▶ [STATED TASK]: Go through the entries below and collect each line with the string "marker" in it.
╭──
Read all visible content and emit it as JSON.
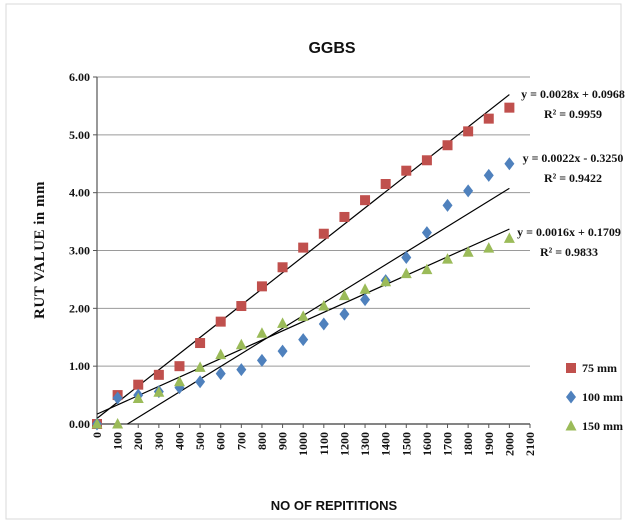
{
  "chart_data": {
    "type": "scatter",
    "title": "GGBS",
    "xlabel": "NO OF REPITITIONS",
    "ylabel": "RUT  VALUE in mm",
    "xlim": [
      0,
      2100
    ],
    "ylim": [
      0,
      6
    ],
    "xticks": [
      "0",
      "100",
      "200",
      "300",
      "400",
      "500",
      "600",
      "700",
      "800",
      "900",
      "1000",
      "1100",
      "1200",
      "1300",
      "1400",
      "1500",
      "1600",
      "1700",
      "1800",
      "1900",
      "2000",
      "2100"
    ],
    "yticks": [
      "0.00",
      "1.00",
      "2.00",
      "3.00",
      "4.00",
      "5.00",
      "6.00"
    ],
    "grid": "horizontal",
    "legend_position": "right",
    "x": [
      0,
      100,
      200,
      300,
      400,
      500,
      600,
      700,
      800,
      900,
      1000,
      1100,
      1200,
      1300,
      1400,
      1500,
      1600,
      1700,
      1800,
      1900,
      2000
    ],
    "series": [
      {
        "name": "75 mm",
        "marker": "square",
        "color": "#c0504d",
        "values": [
          0.0,
          0.5,
          0.68,
          0.85,
          1.0,
          1.4,
          1.77,
          2.04,
          2.38,
          2.71,
          3.05,
          3.29,
          3.58,
          3.87,
          4.15,
          4.38,
          4.56,
          4.82,
          5.06,
          5.28,
          5.47
        ],
        "trendline": {
          "slope": 0.0028,
          "intercept": 0.0968,
          "x_range": [
            0,
            2000
          ]
        },
        "equation": "y = 0.0028x + 0.0968",
        "r2": "R² = 0.9959"
      },
      {
        "name": "100 mm",
        "marker": "diamond",
        "color": "#4f81bd",
        "values": [
          0.0,
          0.45,
          0.5,
          0.56,
          0.63,
          0.73,
          0.87,
          0.94,
          1.1,
          1.26,
          1.46,
          1.73,
          1.9,
          2.15,
          2.48,
          2.88,
          3.31,
          3.78,
          4.03,
          4.3,
          4.5
        ],
        "trendline": {
          "slope": 0.0022,
          "intercept": -0.325,
          "x_range": [
            148,
            2000
          ]
        },
        "equation": "y = 0.0022x - 0.3250",
        "r2": "R² = 0.9422"
      },
      {
        "name": "150 mm",
        "marker": "triangle",
        "color": "#9bbb59",
        "values": [
          0.0,
          0.0,
          0.44,
          0.55,
          0.73,
          0.98,
          1.2,
          1.37,
          1.57,
          1.74,
          1.86,
          2.04,
          2.22,
          2.33,
          2.46,
          2.6,
          2.67,
          2.85,
          2.97,
          3.04,
          3.21
        ],
        "trendline": {
          "slope": 0.0016,
          "intercept": 0.1709,
          "x_range": [
            0,
            2000
          ]
        },
        "equation": "y = 0.0016x + 0.1709",
        "r2": "R² = 0.9833"
      }
    ]
  }
}
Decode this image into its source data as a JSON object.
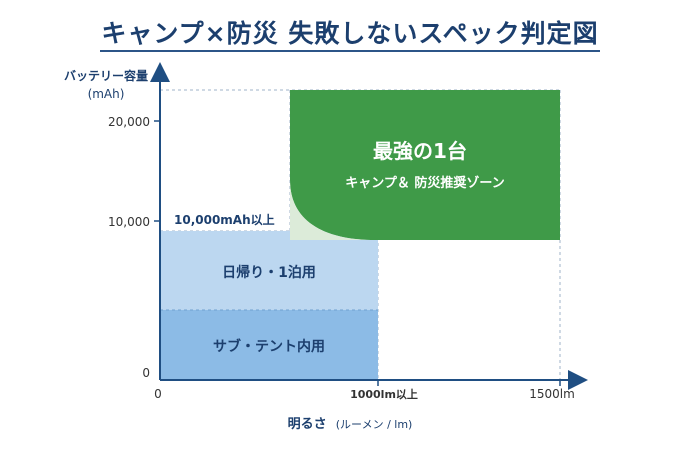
{
  "title": "キャンプ×防災 失敗しないスペック判定図",
  "axes": {
    "y_label_line1": "バッテリー容量",
    "y_label_line2": "(mAh)",
    "y_ticks": [
      "20,000",
      "10,000",
      "0"
    ],
    "x_ticks": [
      "0",
      "1000lm以上",
      "1500lm"
    ],
    "x_label": "明るさ",
    "x_label_unit": "(ルーメン / lm)"
  },
  "zones": {
    "best_line1": "最強の1台",
    "best_line2": "キャンプ＆ 防災推奨ゾーン",
    "threshold_label": "10,000mAh以上",
    "day_trip": "日帰り・1泊用",
    "sub_tent": "サブ・テント内用"
  },
  "colors": {
    "axis": "#1f4e82",
    "best_zone": "#3f9a48",
    "day_trip_zone": "#bcd7f0",
    "sub_tent_zone": "#8cbbe6",
    "title": "#1c3f6e"
  }
}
╰──
▶ [OUTPUT FOR THIS EXERCISE]:
        "marker": "square",
        "marker": "diamond",
        "marker": "triangle",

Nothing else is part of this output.